Aim:
Lay out the lines from the one containing "sort-header[interactable]: Time (1334, 14, 1374, 34)" through the one containing "instrument-link[interactable]: GBP/CAD (50, 626, 350, 662)" as a JSON list of strings, with one string per line and blank lines left out. Include no other lines.

## START

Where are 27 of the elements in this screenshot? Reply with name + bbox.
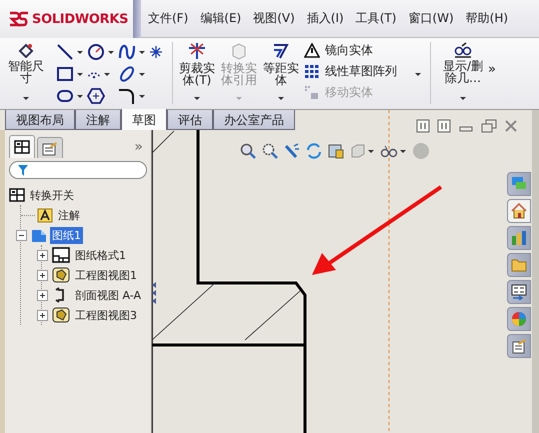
ribbon-tab[interactable]: 注解 bbox=[75, 110, 121, 130]
ribbon-tab[interactable]: 评估 bbox=[167, 110, 213, 130]
logo-text: SOLIDWORKS bbox=[32, 12, 128, 26]
tree-item[interactable]: 注解 bbox=[37, 205, 82, 225]
ribbon-command-button[interactable]: 等距实体 bbox=[260, 42, 302, 106]
menu-item[interactable]: 插入(I) bbox=[306, 10, 344, 27]
tree-item[interactable]: 工程图视图1 bbox=[52, 265, 139, 285]
smart-dimension-button[interactable]: 智能尺寸 bbox=[6, 42, 46, 106]
ribbon-overflow-button[interactable]: » bbox=[488, 62, 496, 77]
ribbon-command-button[interactable]: 镜向实体 bbox=[304, 42, 397, 59]
ribbon-tab[interactable]: 视图布局 bbox=[5, 110, 75, 130]
menu-item[interactable]: 工具(T) bbox=[356, 10, 396, 27]
ribbon-command-button[interactable]: 线性草图阵列 bbox=[304, 63, 397, 80]
menu-item[interactable]: 视图(V) bbox=[253, 10, 295, 27]
ribbon-command-button[interactable]: 剪裁实体(T) bbox=[176, 42, 218, 106]
ribbon-tab[interactable]: 办公室产品 bbox=[213, 110, 295, 130]
ribbon-tab[interactable]: 草图 bbox=[121, 109, 167, 130]
menu-item[interactable]: 窗口(W) bbox=[408, 10, 454, 27]
menu-item[interactable]: 文件(F) bbox=[148, 10, 188, 27]
tree-item[interactable]: 图纸格式1 bbox=[52, 245, 128, 265]
menu-item[interactable]: 帮助(H) bbox=[466, 10, 508, 27]
expand-button[interactable]: » bbox=[134, 139, 143, 155]
tree-item[interactable]: 转换开关 bbox=[9, 185, 76, 205]
tree-item[interactable]: 工程图视图3 bbox=[52, 305, 139, 325]
tree-item[interactable]: 剖面视图 A-A bbox=[52, 285, 144, 305]
display-delete-button[interactable]: 显示/删除几… bbox=[440, 42, 486, 106]
menu-item[interactable]: 编辑(E) bbox=[200, 10, 242, 27]
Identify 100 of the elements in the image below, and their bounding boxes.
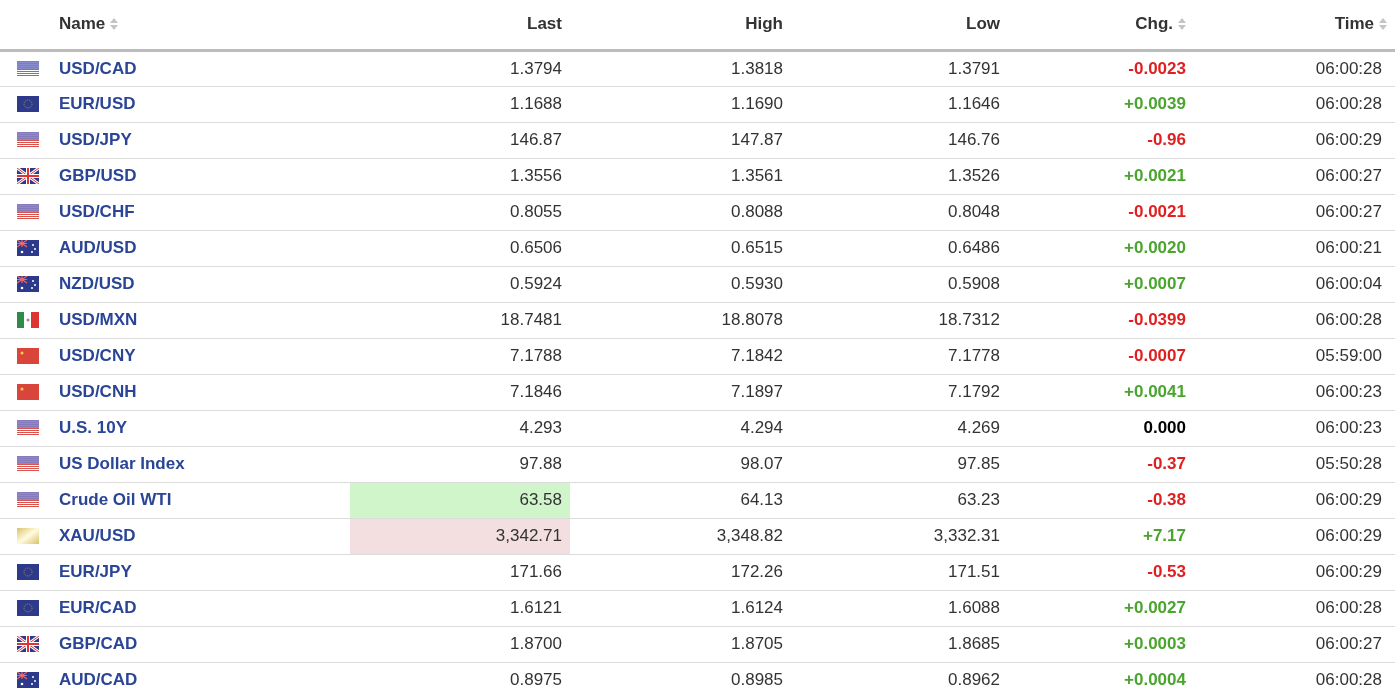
sort-header[interactable]: Time (1334, 14, 1374, 34)
time-cell: 06:00:28 (1194, 662, 1395, 695)
column-header: High (745, 14, 783, 34)
price-cell: 146.76 (791, 122, 1008, 158)
price-cell: 0.8962 (791, 662, 1008, 695)
change-cell: +0.0004 (1008, 662, 1194, 695)
instrument-link[interactable]: NZD/USD (50, 266, 350, 302)
column-header: Last (527, 14, 562, 34)
price-cell: 18.7481 (350, 302, 570, 338)
price-cell: 1.1690 (570, 86, 791, 122)
time-cell: 06:00:23 (1194, 374, 1395, 410)
time-cell: 06:00:27 (1194, 158, 1395, 194)
time-cell: 06:00:29 (1194, 122, 1395, 158)
instrument-link[interactable]: USD/CNY (50, 338, 350, 374)
price-cell: 0.8055 (350, 194, 570, 230)
sort-icon[interactable] (110, 18, 119, 31)
price-cell: 171.66 (350, 554, 570, 590)
price-cell: 171.51 (791, 554, 1008, 590)
instrument-link[interactable]: USD/CNH (50, 374, 350, 410)
price-cell: 63.58 (350, 482, 570, 518)
price-cell: 1.3561 (570, 158, 791, 194)
price-cell: 7.1897 (570, 374, 791, 410)
time-cell: 06:00:29 (1194, 482, 1395, 518)
price-cell: 1.8705 (570, 626, 791, 662)
price-cell: 1.3556 (350, 158, 570, 194)
instrument-link[interactable]: EUR/CAD (50, 590, 350, 626)
price-cell: 0.5924 (350, 266, 570, 302)
instrument-link[interactable]: USD/MXN (50, 302, 350, 338)
instrument-link[interactable]: AUD/USD (50, 230, 350, 266)
change-cell: +0.0003 (1008, 626, 1194, 662)
price-cell: 3,332.31 (791, 518, 1008, 554)
change-cell: +0.0007 (1008, 266, 1194, 302)
instrument-link[interactable]: GBP/CAD (50, 626, 350, 662)
change-cell: +0.0021 (1008, 158, 1194, 194)
price-cell: 146.87 (350, 122, 570, 158)
sort-icon[interactable] (1379, 18, 1387, 31)
sort-icon[interactable] (1178, 18, 1186, 31)
change-cell: -0.0007 (1008, 338, 1194, 374)
instrument-link[interactable]: EUR/JPY (50, 554, 350, 590)
time-cell: 06:00:23 (1194, 410, 1395, 446)
change-cell: -0.0023 (1008, 50, 1194, 86)
change-cell: -0.0021 (1008, 194, 1194, 230)
price-cell: 0.5908 (791, 266, 1008, 302)
instrument-link[interactable]: EUR/USD (50, 86, 350, 122)
time-cell: 06:00:29 (1194, 518, 1395, 554)
price-cell: 97.85 (791, 446, 1008, 482)
price-cell: 3,348.82 (570, 518, 791, 554)
price-cell: 1.3818 (570, 50, 791, 86)
change-cell: 0.000 (1008, 410, 1194, 446)
sort-header[interactable]: Name (59, 14, 106, 34)
price-cell: 147.87 (570, 122, 791, 158)
price-cell: 172.26 (570, 554, 791, 590)
instrument-link[interactable]: XAU/USD (50, 518, 350, 554)
time-cell: 06:00:28 (1194, 86, 1395, 122)
price-cell: 0.8088 (570, 194, 791, 230)
price-cell: 7.1792 (791, 374, 1008, 410)
price-cell: 0.8975 (350, 662, 570, 695)
time-cell: 06:00:28 (1194, 50, 1395, 86)
price-cell: 1.3791 (791, 50, 1008, 86)
change-cell: -0.53 (1008, 554, 1194, 590)
price-cell: 3,342.71 (350, 518, 570, 554)
time-cell: 06:00:28 (1194, 590, 1395, 626)
change-cell: +0.0027 (1008, 590, 1194, 626)
price-cell: 4.269 (791, 410, 1008, 446)
price-cell: 7.1842 (570, 338, 791, 374)
change-cell: -0.0399 (1008, 302, 1194, 338)
price-cell: 1.6088 (791, 590, 1008, 626)
change-cell: +0.0041 (1008, 374, 1194, 410)
price-cell: 1.8685 (791, 626, 1008, 662)
time-cell: 06:00:27 (1194, 626, 1395, 662)
price-cell: 0.8048 (791, 194, 1008, 230)
price-cell: 64.13 (570, 482, 791, 518)
price-cell: 4.294 (570, 410, 791, 446)
price-cell: 1.3794 (350, 50, 570, 86)
change-cell: -0.96 (1008, 122, 1194, 158)
change-cell: -0.37 (1008, 446, 1194, 482)
instrument-link[interactable]: GBP/USD (50, 158, 350, 194)
price-cell: 7.1788 (350, 338, 570, 374)
price-cell: 7.1846 (350, 374, 570, 410)
price-cell: 18.7312 (791, 302, 1008, 338)
column-header: Low (966, 14, 1000, 34)
price-cell: 7.1778 (791, 338, 1008, 374)
instrument-link[interactable]: U.S. 10Y (50, 410, 350, 446)
instrument-link[interactable]: USD/JPY (50, 122, 350, 158)
time-cell: 06:00:29 (1194, 554, 1395, 590)
price-cell: 18.8078 (570, 302, 791, 338)
instrument-link[interactable]: Crude Oil WTI (50, 482, 350, 518)
price-cell: 97.88 (350, 446, 570, 482)
price-cell: 0.6506 (350, 230, 570, 266)
instrument-link[interactable]: USD/CHF (50, 194, 350, 230)
change-cell: +0.0020 (1008, 230, 1194, 266)
change-cell: +7.17 (1008, 518, 1194, 554)
time-cell: 06:00:04 (1194, 266, 1395, 302)
instrument-link[interactable]: USD/CAD (50, 50, 350, 86)
instrument-link[interactable]: US Dollar Index (50, 446, 350, 482)
instrument-link[interactable]: AUD/CAD (50, 662, 350, 695)
price-cell: 4.293 (350, 410, 570, 446)
sort-header[interactable]: Chg. (1135, 14, 1173, 34)
time-cell: 05:59:00 (1194, 338, 1395, 374)
price-cell: 1.1688 (350, 86, 570, 122)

## END

Task response:
[
  "sort-header[interactable]: Time (1334, 14, 1374, 34)",
  "time-cell: 06:00:28 (1194, 662, 1395, 695)",
  "column-header: High (745, 14, 783, 34)",
  "price-cell: 146.76 (791, 122, 1008, 158)",
  "price-cell: 0.8962 (791, 662, 1008, 695)",
  "change-cell: +0.0004 (1008, 662, 1194, 695)",
  "instrument-link[interactable]: NZD/USD (50, 266, 350, 302)",
  "column-header: Last (527, 14, 562, 34)",
  "price-cell: 18.7481 (350, 302, 570, 338)",
  "price-cell: 1.1690 (570, 86, 791, 122)",
  "time-cell: 06:00:23 (1194, 374, 1395, 410)",
  "time-cell: 06:00:27 (1194, 158, 1395, 194)",
  "time-cell: 06:00:29 (1194, 122, 1395, 158)",
  "instrument-link[interactable]: USD/CNY (50, 338, 350, 374)",
  "price-cell: 0.8055 (350, 194, 570, 230)",
  "sort-icon[interactable] (110, 18, 119, 31)",
  "price-cell: 171.66 (350, 554, 570, 590)",
  "price-cell: 171.51 (791, 554, 1008, 590)",
  "instrument-link[interactable]: USD/CNH (50, 374, 350, 410)",
  "price-cell: 63.58 (350, 482, 570, 518)",
  "price-cell: 1.3561 (570, 158, 791, 194)",
  "price-cell: 7.1897 (570, 374, 791, 410)",
  "time-cell: 06:00:29 (1194, 482, 1395, 518)",
  "price-cell: 1.8705 (570, 626, 791, 662)",
  "price-cell: 1.3556 (350, 158, 570, 194)",
  "instrument-link[interactable]: EUR/CAD (50, 590, 350, 626)",
  "price-cell: 0.5924 (350, 266, 570, 302)",
  "instrument-link[interactable]: USD/MXN (50, 302, 350, 338)",
  "instrument-link[interactable]: AUD/USD (50, 230, 350, 266)",
  "change-cell: +0.0003 (1008, 626, 1194, 662)",
  "price-cell: 3,332.31 (791, 518, 1008, 554)",
  "change-cell: +0.0007 (1008, 266, 1194, 302)",
  "instrument-link[interactable]: GBP/CAD (50, 626, 350, 662)"
]